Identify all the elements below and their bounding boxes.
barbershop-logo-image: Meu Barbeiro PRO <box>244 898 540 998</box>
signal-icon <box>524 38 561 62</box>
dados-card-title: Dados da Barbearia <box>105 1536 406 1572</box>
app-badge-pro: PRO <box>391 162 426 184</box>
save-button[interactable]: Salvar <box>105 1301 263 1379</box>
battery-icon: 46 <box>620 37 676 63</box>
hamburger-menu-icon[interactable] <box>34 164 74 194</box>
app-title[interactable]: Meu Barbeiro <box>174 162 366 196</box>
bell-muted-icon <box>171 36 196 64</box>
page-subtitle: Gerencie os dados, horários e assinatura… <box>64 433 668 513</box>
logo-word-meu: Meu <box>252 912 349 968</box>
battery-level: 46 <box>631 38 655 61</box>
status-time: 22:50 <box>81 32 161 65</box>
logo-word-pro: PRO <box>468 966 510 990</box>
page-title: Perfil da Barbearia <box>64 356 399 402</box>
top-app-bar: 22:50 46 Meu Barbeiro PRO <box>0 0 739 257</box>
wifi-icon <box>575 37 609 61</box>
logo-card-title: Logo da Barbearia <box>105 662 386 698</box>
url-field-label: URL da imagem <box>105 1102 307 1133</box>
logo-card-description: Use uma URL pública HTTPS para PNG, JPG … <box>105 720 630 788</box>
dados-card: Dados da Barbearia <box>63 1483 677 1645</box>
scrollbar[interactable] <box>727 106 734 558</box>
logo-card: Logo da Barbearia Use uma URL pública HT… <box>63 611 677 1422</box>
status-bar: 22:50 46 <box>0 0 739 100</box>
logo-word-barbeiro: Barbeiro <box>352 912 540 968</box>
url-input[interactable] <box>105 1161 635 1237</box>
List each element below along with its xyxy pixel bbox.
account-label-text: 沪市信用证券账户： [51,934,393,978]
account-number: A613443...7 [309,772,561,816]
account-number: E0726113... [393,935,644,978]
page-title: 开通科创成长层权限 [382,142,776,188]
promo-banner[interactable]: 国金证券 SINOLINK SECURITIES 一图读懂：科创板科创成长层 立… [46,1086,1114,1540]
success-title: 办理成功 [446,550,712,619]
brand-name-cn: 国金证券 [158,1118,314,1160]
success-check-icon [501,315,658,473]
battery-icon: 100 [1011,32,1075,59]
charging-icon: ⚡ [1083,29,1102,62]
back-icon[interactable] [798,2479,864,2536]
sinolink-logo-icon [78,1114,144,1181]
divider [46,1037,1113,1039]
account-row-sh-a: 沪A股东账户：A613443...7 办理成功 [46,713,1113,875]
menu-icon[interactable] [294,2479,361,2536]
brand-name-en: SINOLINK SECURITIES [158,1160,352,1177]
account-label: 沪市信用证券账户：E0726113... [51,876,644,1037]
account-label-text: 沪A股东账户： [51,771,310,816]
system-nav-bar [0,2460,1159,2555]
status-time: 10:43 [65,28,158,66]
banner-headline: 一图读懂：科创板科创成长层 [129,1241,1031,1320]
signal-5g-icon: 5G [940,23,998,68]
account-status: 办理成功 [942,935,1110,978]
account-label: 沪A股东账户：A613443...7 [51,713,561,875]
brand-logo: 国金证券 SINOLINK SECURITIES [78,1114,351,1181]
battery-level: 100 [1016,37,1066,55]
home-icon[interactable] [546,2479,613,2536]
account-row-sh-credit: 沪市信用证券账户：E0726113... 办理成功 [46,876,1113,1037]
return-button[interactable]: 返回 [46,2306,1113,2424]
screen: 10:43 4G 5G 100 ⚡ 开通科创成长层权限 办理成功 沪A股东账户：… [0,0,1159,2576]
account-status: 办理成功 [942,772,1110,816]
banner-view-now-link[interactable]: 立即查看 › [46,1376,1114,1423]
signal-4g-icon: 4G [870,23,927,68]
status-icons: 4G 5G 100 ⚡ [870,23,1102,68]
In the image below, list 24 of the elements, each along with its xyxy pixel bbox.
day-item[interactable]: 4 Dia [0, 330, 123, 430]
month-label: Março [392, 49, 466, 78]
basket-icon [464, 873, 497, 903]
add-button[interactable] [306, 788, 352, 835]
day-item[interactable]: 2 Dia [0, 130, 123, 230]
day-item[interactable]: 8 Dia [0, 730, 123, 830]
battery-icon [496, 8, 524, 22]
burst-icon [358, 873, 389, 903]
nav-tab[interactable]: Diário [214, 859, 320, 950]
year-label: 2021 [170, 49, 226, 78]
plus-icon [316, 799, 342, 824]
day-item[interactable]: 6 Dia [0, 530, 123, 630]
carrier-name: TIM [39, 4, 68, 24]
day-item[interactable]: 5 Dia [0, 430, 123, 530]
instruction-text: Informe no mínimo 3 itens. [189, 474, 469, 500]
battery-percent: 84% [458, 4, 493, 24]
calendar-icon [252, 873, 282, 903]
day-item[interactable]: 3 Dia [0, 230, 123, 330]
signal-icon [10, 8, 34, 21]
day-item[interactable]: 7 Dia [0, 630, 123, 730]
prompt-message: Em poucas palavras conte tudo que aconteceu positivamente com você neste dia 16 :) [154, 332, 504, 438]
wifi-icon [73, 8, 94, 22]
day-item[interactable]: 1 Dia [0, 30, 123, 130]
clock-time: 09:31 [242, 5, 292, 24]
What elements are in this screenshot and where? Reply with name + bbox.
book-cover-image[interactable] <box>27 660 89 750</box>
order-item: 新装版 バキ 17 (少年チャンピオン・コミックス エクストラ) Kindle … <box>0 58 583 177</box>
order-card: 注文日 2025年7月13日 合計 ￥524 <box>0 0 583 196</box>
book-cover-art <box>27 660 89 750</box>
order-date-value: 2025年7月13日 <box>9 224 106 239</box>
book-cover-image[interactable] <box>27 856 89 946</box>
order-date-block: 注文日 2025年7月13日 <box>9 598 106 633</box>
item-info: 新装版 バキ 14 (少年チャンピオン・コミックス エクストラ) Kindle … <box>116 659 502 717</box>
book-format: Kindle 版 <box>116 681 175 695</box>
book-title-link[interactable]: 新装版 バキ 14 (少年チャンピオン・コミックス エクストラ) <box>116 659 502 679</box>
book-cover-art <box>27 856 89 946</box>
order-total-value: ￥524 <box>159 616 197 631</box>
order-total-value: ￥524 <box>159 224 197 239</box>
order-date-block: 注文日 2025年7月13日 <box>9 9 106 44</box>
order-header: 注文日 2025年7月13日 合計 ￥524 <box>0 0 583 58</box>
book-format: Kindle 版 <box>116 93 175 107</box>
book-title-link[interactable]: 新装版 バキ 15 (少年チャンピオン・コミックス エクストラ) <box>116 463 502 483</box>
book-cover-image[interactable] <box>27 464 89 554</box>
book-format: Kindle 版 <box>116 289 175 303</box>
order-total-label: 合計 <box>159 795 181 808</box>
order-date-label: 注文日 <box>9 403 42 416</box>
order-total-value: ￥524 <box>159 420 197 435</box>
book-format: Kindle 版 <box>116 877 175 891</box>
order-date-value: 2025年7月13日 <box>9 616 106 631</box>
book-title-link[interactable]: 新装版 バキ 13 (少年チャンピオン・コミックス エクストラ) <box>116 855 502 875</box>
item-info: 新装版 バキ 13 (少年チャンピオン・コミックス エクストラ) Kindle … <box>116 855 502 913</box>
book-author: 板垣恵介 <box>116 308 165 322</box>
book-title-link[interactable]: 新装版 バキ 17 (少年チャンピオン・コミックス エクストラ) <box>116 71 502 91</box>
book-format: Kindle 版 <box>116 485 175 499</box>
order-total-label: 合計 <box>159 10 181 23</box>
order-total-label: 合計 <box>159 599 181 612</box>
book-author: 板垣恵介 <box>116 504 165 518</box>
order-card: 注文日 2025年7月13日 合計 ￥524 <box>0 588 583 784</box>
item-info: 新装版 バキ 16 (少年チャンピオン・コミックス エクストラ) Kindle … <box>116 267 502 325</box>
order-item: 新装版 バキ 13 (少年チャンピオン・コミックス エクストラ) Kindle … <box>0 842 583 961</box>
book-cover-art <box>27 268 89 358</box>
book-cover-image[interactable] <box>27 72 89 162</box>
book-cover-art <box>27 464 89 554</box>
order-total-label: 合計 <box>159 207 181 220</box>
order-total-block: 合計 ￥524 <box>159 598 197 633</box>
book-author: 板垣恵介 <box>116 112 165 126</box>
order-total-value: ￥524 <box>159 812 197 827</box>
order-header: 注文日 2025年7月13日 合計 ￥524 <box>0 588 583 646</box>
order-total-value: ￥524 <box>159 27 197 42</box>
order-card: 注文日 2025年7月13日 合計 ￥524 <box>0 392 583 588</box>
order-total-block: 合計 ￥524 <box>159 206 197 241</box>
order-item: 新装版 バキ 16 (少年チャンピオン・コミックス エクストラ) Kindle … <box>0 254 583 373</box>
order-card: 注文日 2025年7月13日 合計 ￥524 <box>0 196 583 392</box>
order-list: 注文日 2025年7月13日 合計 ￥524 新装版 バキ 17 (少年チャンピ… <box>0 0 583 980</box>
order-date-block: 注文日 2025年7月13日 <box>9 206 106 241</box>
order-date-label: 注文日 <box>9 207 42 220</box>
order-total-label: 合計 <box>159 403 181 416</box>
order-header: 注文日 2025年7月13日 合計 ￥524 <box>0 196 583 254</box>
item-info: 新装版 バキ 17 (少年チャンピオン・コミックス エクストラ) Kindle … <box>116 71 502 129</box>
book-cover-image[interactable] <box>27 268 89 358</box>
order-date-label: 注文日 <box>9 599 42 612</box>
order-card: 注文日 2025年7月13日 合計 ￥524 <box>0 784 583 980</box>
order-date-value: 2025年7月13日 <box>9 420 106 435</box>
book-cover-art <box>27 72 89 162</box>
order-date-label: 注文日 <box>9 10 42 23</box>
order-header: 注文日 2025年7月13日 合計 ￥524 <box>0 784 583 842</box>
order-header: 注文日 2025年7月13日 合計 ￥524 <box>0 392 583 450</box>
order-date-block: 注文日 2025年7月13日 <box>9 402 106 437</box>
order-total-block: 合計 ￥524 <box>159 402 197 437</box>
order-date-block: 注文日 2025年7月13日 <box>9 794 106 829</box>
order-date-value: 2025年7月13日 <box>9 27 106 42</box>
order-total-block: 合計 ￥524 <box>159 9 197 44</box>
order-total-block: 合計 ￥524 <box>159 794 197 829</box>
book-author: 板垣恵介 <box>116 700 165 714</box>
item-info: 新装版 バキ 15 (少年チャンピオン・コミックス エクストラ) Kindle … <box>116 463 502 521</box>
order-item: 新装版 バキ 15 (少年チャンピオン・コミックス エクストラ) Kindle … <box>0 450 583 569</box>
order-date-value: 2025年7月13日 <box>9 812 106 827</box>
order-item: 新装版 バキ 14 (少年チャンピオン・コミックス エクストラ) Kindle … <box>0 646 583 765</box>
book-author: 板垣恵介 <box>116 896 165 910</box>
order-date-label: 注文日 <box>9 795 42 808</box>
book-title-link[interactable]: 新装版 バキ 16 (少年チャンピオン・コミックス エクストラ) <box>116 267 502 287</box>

○ ○ ○

=== EXERCISE DIRECTIONS ===
Return the records from their first line through the line containing "app-badge-pro: PRO <box>391 162 426 184</box>", both included, as a JSON list of strings with one string per line and blank lines left out.

=== WRITTEN SOLUTION ===
[
  "Identify all the elements below and their bounding boxes.",
  "barbershop-logo-image: Meu Barbeiro PRO <box>244 898 540 998</box>",
  "signal-icon <box>524 38 561 62</box>",
  "dados-card-title: Dados da Barbearia <box>105 1536 406 1572</box>",
  "app-badge-pro: PRO <box>391 162 426 184</box>"
]